Aim:
Set down each entry from the block beneath, exactly as written.

[Dataset rows]
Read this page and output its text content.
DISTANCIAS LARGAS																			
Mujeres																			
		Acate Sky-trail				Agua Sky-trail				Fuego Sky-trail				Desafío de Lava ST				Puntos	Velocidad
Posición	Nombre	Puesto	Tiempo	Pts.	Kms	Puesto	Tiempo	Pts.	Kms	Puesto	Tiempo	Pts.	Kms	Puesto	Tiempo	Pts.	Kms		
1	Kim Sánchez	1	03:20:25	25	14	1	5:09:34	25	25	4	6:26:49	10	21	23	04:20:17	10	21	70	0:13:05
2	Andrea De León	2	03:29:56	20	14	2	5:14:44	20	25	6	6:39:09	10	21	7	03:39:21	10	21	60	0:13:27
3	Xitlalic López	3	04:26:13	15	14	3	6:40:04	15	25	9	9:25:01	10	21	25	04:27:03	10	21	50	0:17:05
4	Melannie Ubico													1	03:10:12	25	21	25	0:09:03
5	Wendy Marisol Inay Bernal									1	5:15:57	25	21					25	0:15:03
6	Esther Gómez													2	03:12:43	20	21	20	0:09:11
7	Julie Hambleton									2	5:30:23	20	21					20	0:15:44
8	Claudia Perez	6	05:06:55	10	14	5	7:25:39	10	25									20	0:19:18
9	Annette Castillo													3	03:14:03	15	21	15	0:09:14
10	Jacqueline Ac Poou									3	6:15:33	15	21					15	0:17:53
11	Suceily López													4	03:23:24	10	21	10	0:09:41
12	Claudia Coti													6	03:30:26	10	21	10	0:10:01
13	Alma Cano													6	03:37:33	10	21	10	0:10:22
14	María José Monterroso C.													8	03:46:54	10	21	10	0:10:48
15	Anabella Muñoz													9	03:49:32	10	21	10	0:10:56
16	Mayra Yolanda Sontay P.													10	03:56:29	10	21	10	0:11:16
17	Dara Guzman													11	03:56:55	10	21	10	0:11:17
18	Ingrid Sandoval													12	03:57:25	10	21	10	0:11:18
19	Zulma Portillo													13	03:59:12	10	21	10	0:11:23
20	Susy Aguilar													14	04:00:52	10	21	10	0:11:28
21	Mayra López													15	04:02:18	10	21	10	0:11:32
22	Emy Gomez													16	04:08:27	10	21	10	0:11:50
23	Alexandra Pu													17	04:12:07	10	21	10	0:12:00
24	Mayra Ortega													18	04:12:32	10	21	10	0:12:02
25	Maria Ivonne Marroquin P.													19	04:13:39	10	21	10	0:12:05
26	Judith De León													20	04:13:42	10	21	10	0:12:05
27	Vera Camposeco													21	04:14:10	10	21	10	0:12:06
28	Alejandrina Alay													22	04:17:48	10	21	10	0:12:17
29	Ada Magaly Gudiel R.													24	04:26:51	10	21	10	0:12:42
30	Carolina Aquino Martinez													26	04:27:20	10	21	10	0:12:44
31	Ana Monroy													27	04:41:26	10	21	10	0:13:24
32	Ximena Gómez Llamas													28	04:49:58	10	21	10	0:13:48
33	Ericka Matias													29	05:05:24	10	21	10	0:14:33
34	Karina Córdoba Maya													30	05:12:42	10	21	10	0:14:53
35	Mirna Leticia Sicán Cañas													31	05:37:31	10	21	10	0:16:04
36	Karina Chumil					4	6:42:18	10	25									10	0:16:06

Correct result:
Read this page and output its text content.
DISTANCIAS LARGAS																			
Mujeres																			
		Acate Sky-trail				Agua Sky-trail				Fuego Sky-trail				Desafío de Lava ST				Puntos	Velocidad
Posición	Nombre	Puesto	Tiempo	Pts.	Kms	Puesto	Tiempo	Pts.	Kms	Puesto	Tiempo	Pts.	Kms	Puesto	Tiempo	Pts.	Kms		
1	Kim Sánchez	1	03:20:25	25	14	1	5:09:34	25	25	4	6:26:49	10	21	23	04:20:17	10	21	70	0:13:05
2	Andrea De León	2	03:29:56	20	14	2	5:14:44	20	25	6	6:39:09	10	21	7	03:39:21	10	21	60	0:13:27
3	Xitlalic López	3	04:26:13	15	14	3	6:40:04	15	25	9	9:25:01	10	21	25	04:27:03	10	21	50	0:17:05
4	Melannie Ubico													1	03:10:12	25	21	25	0:09:03
5	Wendy Marisol Inay Bernal									1	5:15:57	25	21					25	0:15:03
6	Esther Gómez													2	03:12:43	20	21	20	0:09:11
7	Julie Hambleton									2	5:30:23	20	21					20	0:15:44
8	Claudia Perez	6	05:06:55	10	14	5	7:25:39	10	25									20	0:19:18
9	Annette Castillo													3	03:14:03	15	21	15	0:09:14
10	Jacqueline Ac Poou									3	6:15:33	15	21					15	0:17:53
11	Suceily López													4	03:23:24	10	21	10	0:09:41
12	Claudia Coti													6	03:30:26	10	21	10	0:10:01
13	Alma Cano													6	03:37:33	10	21	10	0:10:22
14	María José Monterroso C.													8	03:46:54	10	21	10	0:10:48
15	Anabella Muñoz													9	03:49:32	10	21	10	0:10:56
16	Mayra Yolanda Sontay P.													10	03:56:29	10	21	10	0:11:16
17	Dara Guzman													11	03:56:55	10	21	10	0:11:17
18	Ingrid Sandoval													12	03:57:25	10	21	10	0:11:18
19	Zulma Portillo													13	03:59:12	10	21	10	0:11:23
20	Susy Aguilar													14	04:00:52	10	21	10	0:11:28
21	Mayra López													15	04:02:18	10	21	10	0:11:32
22	Emy Gomez													16	04:08:27	10	21	10	0:11:50
23	Alexandra Pu													17	04:12:07	10	21	10	0:12:00
24	Mayra Ortega													18	04:12:32	10	21	10	0:12:02
25	Maria Ivonne Marroquin P.													19	04:13:39	10	21	10	0:12:05
26	Judith De León													20	04:13:42	10	21	10	0:12:05
27	Vera Camposeco													21	04:14:10	10	21	10	0:12:06
28	Alejandrina Alay													22	04:17:48	10	21	10	0:12:17
29	Ada Magaly Gudiel R.													24	04:26:51	10	21	10	0:12:42
30	Carolina Aquino Martinez													26	04:27:20	10	21	10	0:12:44
31	Ana Monroy													27	04:41:26	10	21	10	0:13:24
32	Ximena Gómez Llamas													28	04:49:58	10	21	10	0:13:48
33	Ericka Matias													29	05:05:24	10	21	10	0:14:33
34	Karina Córdoba Maya													30	05:12:42	10	21	10	0:14:53
35	Mirna Leticia Sicán Cañas													31	05:37:31	10	21	10	0:16:04
36	Karina Chumil					4	6:42:18	10	25									10	0:16:06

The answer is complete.